• **Stated problem**
Where the word "placeholder" occurs in a line, return that line.

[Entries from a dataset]
(begin)

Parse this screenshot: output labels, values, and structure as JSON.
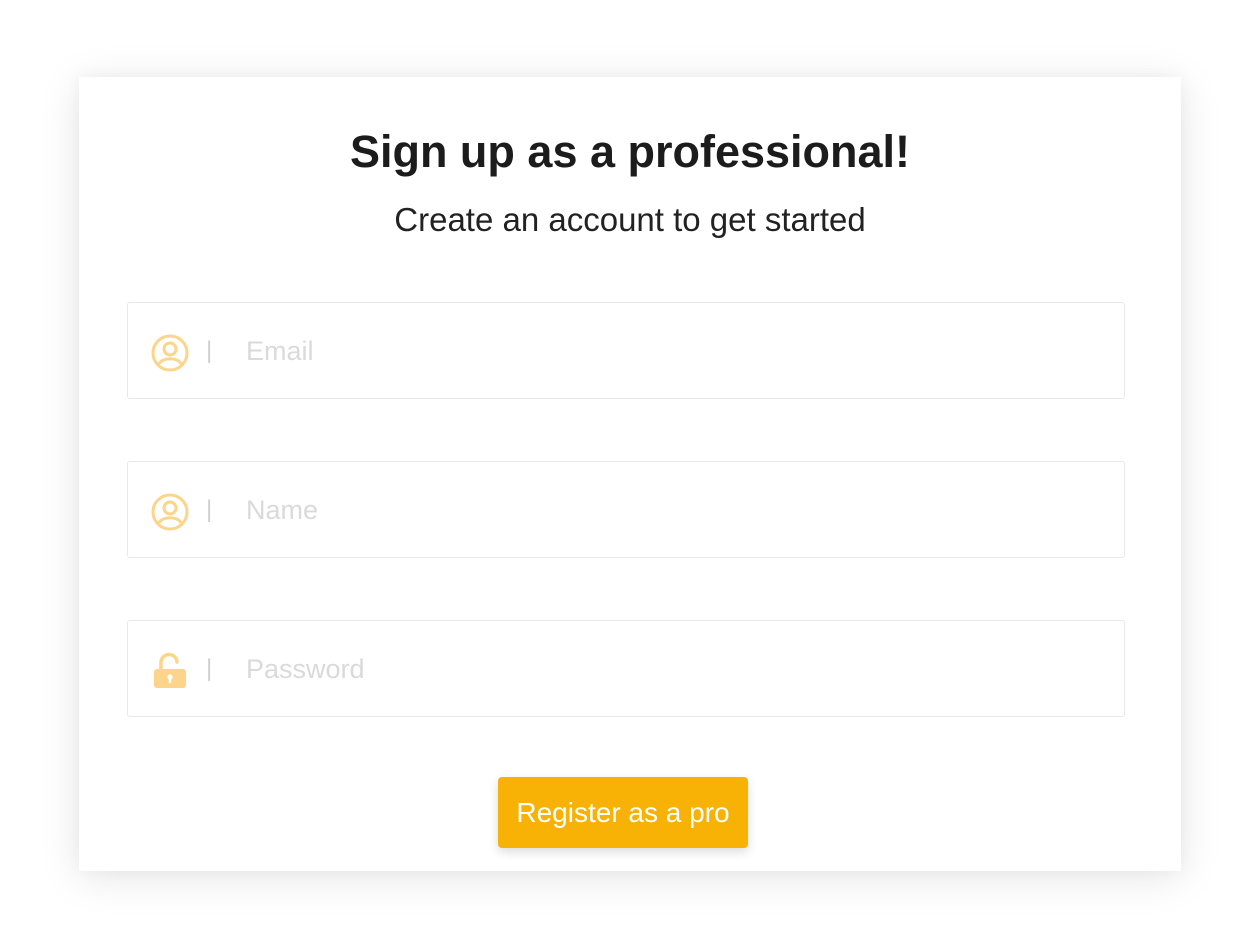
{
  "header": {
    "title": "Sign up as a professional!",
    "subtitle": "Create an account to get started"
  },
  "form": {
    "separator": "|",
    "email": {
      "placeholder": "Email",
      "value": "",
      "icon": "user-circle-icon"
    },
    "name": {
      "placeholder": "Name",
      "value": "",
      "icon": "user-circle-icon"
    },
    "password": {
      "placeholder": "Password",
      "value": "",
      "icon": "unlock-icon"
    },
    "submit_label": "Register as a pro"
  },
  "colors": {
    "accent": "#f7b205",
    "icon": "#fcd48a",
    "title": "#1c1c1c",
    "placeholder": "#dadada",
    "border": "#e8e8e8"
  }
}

(end)
(begin)

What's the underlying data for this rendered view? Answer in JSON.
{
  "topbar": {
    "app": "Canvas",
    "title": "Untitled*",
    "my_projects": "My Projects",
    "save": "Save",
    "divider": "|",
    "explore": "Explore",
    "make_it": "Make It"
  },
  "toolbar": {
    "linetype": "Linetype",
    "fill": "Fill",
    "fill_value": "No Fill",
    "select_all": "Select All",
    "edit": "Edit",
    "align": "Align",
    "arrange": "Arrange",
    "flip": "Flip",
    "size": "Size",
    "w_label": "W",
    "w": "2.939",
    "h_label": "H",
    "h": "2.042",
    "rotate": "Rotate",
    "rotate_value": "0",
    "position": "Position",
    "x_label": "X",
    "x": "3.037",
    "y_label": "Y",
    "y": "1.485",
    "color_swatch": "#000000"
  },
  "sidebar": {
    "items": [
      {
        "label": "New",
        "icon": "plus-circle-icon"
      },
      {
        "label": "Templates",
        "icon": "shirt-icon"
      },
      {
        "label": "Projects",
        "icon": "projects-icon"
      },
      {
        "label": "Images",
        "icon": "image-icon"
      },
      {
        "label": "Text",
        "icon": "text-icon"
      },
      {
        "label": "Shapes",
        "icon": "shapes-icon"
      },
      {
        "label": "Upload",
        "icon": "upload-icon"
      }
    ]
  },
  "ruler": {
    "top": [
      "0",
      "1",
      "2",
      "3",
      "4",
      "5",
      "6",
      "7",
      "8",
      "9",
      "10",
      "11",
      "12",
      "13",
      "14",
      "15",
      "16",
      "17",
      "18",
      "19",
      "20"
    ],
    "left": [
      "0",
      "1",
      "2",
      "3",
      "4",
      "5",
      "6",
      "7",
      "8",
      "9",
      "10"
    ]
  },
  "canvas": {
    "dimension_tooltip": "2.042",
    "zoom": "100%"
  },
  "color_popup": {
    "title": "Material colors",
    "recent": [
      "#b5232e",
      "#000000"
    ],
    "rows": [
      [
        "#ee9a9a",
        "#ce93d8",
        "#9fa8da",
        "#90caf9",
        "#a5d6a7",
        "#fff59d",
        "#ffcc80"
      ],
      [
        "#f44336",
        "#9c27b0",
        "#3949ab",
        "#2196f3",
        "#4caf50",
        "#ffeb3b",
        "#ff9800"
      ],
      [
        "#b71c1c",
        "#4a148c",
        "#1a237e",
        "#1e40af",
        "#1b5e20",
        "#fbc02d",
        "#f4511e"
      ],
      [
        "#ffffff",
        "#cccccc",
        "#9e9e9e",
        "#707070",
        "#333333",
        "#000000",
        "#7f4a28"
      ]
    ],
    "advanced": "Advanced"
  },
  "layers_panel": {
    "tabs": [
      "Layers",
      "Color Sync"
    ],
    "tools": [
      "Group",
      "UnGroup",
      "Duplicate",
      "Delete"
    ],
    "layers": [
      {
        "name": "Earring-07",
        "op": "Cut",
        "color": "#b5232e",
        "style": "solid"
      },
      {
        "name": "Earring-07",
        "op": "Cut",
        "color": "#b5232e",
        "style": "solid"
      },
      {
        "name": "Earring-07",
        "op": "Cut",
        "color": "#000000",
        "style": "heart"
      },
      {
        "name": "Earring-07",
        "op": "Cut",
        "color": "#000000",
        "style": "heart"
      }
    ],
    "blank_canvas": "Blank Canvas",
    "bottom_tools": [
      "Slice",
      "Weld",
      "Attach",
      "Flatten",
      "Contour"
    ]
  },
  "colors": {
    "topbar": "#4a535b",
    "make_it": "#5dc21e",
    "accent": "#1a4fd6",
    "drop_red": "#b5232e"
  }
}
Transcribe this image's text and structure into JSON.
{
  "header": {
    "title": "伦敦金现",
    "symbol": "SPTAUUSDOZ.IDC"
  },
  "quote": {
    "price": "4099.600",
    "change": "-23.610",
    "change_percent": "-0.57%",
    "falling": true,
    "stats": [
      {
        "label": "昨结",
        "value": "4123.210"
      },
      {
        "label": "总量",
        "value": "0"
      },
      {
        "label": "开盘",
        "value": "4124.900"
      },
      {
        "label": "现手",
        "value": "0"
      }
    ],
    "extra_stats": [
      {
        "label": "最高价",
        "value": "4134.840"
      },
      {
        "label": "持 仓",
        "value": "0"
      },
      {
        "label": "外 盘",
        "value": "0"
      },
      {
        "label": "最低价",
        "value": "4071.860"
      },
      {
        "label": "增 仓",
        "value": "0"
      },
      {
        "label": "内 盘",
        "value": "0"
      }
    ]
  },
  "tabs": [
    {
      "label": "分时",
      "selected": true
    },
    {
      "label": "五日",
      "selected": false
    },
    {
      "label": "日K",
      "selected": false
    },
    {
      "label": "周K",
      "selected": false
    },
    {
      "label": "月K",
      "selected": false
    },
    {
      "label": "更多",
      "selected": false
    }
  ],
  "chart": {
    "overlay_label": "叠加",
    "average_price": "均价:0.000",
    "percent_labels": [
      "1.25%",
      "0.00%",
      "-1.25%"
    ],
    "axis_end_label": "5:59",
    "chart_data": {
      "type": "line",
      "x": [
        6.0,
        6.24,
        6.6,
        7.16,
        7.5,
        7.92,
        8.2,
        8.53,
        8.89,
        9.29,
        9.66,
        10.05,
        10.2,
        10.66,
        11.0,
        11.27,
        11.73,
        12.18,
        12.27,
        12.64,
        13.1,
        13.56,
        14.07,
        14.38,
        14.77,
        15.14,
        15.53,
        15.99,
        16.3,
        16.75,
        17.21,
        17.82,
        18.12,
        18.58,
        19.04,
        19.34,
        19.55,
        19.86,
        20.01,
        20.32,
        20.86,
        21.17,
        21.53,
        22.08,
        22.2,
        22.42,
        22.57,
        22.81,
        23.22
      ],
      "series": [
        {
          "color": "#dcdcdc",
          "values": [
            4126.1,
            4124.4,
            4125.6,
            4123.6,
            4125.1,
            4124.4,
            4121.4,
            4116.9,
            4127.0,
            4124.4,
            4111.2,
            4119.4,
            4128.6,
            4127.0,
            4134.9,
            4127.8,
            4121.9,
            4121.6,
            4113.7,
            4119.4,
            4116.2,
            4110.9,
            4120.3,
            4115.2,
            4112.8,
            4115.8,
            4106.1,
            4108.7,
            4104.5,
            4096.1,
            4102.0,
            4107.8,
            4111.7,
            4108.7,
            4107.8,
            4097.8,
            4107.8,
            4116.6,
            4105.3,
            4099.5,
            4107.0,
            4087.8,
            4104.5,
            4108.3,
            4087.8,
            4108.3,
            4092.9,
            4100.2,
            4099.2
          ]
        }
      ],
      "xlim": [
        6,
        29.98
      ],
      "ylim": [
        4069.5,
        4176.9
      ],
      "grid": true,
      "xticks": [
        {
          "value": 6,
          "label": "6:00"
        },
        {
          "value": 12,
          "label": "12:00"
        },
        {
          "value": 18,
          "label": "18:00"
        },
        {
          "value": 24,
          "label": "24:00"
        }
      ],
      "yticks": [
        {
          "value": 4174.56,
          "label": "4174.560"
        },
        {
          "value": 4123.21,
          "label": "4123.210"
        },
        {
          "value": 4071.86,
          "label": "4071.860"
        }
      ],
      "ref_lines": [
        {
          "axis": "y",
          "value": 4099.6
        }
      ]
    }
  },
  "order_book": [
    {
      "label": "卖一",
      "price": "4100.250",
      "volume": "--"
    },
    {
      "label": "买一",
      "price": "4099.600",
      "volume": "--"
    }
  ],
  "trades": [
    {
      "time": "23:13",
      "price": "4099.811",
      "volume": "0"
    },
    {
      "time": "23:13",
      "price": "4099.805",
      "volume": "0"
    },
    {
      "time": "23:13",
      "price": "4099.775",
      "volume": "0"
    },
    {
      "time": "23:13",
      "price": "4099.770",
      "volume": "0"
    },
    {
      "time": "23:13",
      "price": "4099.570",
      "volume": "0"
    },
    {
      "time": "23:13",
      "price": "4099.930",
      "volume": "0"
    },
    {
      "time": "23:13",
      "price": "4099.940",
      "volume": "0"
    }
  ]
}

(end)

• **The solution**
      "placeholder": "Email",
      "placeholder": "Name",
      "placeholder": "Password",
    "placeholder": "#dadada",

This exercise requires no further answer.